= WRITTEN EXERCISE =
Scan the data. Collect each line that contains the word "Median".

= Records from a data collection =
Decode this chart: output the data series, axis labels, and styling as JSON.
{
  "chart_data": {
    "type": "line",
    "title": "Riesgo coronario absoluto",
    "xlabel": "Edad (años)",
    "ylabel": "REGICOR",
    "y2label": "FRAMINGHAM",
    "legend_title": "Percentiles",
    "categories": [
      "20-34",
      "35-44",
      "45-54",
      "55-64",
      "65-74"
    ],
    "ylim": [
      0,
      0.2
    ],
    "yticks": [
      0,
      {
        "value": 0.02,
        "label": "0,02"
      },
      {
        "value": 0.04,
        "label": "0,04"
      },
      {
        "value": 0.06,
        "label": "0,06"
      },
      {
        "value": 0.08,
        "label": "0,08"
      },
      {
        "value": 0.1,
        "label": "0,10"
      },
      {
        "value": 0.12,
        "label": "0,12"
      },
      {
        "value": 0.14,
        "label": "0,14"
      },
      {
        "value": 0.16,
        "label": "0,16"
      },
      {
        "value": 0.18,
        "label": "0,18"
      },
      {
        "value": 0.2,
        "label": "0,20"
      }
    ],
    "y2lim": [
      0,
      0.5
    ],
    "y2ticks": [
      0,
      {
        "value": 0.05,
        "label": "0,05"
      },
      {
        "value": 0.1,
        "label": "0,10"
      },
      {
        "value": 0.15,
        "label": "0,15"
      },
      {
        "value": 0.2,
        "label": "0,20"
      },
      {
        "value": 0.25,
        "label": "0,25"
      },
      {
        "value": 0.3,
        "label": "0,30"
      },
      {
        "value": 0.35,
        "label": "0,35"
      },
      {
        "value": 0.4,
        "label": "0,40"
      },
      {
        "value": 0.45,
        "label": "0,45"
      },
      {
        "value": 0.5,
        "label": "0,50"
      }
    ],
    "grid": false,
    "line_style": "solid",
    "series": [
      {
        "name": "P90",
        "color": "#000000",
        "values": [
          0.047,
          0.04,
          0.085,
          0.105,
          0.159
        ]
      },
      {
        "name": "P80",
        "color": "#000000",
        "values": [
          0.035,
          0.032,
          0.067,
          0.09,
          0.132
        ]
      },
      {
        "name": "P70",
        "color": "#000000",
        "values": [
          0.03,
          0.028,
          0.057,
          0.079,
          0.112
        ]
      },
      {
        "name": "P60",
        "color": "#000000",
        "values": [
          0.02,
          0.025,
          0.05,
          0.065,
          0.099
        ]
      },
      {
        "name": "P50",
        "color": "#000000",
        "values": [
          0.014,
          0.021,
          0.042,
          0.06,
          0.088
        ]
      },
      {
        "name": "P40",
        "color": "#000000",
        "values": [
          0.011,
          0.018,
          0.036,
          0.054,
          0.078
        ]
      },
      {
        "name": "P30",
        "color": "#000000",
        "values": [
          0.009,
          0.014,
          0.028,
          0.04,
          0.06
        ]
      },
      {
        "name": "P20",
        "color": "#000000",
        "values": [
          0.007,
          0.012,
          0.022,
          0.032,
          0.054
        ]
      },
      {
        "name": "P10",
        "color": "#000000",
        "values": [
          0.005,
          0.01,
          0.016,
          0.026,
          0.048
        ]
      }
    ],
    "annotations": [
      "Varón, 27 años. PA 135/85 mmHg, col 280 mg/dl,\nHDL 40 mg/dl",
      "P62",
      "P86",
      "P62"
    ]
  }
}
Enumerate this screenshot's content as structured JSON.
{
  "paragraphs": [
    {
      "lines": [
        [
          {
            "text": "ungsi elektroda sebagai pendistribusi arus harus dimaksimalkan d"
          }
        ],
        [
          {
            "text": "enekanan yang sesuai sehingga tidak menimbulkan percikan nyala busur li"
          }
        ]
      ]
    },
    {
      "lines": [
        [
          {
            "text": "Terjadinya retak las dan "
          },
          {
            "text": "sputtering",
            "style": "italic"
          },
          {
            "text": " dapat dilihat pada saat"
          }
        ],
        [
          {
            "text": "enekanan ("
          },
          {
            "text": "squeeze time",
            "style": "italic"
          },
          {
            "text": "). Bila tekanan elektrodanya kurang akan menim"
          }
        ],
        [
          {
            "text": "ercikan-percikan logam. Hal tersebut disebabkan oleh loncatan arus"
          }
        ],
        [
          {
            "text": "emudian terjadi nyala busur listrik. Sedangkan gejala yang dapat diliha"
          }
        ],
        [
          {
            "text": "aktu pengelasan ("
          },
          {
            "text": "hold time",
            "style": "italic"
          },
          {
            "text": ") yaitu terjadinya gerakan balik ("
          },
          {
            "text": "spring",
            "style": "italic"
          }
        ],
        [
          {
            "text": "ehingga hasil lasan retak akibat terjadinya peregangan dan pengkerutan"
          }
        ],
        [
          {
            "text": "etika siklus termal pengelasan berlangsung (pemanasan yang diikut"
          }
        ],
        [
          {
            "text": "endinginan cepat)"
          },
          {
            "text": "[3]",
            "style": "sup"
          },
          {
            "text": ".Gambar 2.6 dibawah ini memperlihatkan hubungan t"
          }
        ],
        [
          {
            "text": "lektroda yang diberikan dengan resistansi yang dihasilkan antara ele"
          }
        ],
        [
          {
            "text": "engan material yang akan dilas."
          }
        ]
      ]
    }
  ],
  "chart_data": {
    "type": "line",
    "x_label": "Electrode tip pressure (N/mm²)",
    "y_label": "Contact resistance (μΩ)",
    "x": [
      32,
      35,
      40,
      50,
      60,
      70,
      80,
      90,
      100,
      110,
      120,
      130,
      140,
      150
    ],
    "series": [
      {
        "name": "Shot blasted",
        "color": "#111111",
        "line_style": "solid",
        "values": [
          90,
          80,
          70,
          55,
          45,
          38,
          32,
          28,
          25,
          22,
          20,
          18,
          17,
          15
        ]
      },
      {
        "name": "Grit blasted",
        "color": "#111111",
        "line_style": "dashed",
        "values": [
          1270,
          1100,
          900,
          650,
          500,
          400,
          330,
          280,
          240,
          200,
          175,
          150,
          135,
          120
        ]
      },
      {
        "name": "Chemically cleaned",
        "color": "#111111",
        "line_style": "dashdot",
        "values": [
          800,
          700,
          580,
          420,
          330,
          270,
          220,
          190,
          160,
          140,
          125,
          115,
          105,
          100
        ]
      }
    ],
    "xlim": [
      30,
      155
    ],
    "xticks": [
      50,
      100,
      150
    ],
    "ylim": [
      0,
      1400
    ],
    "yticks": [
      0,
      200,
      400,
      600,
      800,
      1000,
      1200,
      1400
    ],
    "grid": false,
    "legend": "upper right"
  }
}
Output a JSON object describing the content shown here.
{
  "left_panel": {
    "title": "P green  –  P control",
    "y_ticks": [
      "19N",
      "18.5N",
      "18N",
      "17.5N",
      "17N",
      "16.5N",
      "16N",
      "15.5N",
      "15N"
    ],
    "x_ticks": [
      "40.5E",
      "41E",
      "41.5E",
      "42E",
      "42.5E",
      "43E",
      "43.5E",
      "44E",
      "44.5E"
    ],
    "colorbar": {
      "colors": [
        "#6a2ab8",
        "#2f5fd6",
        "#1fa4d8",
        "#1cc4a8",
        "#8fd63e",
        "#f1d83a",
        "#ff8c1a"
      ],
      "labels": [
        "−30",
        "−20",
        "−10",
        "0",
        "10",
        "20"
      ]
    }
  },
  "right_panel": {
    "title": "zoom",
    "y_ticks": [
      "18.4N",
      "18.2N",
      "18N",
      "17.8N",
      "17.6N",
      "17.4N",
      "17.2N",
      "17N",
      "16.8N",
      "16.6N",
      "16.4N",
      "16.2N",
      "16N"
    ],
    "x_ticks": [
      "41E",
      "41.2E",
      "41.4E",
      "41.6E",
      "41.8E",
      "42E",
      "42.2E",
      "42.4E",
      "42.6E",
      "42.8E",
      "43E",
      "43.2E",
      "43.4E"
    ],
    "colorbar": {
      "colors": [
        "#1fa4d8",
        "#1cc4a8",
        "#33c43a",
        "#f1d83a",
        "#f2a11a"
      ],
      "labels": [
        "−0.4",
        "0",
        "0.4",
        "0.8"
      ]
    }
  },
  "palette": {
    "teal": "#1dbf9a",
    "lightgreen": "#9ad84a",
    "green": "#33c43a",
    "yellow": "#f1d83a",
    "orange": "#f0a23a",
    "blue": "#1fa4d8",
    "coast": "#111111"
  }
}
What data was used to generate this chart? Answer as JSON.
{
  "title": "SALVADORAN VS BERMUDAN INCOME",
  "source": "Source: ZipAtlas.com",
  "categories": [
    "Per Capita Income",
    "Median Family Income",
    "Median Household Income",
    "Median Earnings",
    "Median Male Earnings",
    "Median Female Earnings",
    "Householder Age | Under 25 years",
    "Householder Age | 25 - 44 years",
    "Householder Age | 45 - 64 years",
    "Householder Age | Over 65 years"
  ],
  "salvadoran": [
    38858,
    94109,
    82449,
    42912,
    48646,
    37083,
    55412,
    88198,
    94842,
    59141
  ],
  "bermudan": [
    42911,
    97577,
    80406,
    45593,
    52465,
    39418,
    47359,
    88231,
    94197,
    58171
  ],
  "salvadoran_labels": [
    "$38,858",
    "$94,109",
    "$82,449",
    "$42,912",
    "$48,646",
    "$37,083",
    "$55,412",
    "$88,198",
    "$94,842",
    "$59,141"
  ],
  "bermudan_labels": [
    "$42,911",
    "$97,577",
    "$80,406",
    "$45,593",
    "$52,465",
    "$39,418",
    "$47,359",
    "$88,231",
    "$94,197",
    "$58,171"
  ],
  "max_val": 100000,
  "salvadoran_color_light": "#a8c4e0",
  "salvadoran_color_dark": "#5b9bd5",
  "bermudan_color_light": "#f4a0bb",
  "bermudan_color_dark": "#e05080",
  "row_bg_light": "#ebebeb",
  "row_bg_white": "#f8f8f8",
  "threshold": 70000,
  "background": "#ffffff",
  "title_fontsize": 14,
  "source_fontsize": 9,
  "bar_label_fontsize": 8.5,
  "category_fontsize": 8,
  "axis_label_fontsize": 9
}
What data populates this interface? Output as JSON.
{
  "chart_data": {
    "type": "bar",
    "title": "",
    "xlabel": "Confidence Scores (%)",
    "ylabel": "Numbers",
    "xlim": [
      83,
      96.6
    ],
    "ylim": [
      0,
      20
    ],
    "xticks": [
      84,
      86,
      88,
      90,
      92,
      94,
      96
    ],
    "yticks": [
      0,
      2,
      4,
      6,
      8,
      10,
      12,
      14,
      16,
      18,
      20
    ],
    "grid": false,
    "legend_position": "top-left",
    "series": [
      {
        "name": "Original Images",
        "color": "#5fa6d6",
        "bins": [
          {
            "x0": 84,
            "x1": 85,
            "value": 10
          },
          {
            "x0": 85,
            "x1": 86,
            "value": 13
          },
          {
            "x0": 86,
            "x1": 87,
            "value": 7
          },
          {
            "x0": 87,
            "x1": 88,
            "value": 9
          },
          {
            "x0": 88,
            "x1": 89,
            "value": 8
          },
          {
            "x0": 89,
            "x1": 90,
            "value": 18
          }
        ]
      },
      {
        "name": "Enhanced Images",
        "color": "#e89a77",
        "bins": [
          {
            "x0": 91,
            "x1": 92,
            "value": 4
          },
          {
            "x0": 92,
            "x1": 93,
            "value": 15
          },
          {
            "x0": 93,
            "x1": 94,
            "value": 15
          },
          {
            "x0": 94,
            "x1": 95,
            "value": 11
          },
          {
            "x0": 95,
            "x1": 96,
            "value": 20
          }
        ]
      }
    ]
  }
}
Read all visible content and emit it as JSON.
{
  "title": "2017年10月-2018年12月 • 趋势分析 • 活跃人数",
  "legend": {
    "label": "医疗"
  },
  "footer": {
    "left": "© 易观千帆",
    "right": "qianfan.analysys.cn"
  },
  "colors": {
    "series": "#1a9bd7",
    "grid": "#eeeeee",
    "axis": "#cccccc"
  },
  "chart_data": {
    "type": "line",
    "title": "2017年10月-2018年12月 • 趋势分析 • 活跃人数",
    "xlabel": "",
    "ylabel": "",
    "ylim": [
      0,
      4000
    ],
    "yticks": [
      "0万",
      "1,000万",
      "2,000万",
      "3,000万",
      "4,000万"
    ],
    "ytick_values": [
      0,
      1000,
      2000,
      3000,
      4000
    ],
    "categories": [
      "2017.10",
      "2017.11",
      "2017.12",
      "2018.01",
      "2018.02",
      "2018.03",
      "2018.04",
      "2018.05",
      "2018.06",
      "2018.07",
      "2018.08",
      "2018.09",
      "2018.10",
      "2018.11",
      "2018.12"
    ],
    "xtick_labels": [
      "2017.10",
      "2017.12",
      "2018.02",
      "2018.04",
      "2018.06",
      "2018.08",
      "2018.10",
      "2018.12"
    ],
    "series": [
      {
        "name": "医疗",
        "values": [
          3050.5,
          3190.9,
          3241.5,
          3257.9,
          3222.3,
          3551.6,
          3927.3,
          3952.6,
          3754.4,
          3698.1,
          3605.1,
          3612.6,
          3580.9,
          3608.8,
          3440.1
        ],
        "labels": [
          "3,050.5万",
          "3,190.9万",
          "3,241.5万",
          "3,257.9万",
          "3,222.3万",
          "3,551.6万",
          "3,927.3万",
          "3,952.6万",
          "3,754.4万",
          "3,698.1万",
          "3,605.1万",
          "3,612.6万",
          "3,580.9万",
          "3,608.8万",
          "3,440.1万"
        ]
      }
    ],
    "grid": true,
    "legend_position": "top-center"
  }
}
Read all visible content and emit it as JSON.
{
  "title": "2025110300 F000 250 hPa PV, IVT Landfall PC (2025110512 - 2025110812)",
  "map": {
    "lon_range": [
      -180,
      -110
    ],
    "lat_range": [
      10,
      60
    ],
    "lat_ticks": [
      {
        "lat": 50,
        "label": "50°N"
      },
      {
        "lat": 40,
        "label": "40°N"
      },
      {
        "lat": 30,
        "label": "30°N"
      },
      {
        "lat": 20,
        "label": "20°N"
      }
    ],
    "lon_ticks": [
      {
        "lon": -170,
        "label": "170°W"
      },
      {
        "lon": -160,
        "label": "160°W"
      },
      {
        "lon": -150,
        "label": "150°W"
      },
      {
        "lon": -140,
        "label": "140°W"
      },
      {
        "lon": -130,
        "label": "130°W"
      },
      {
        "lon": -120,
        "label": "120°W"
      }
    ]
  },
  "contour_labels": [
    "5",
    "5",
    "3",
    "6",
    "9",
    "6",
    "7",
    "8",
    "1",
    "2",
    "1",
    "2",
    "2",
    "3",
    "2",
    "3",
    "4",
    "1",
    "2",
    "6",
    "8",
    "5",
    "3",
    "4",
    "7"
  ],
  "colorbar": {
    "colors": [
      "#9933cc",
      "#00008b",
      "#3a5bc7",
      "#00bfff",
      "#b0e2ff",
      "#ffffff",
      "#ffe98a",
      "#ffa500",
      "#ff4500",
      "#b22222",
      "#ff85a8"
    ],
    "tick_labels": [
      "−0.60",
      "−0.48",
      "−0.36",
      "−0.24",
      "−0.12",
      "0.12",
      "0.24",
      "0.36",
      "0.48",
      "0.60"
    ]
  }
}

= TASK ANSWER =
    "Median Family Income",
    "Median Household Income",
    "Median Earnings",
    "Median Male Earnings",
    "Median Female Earnings",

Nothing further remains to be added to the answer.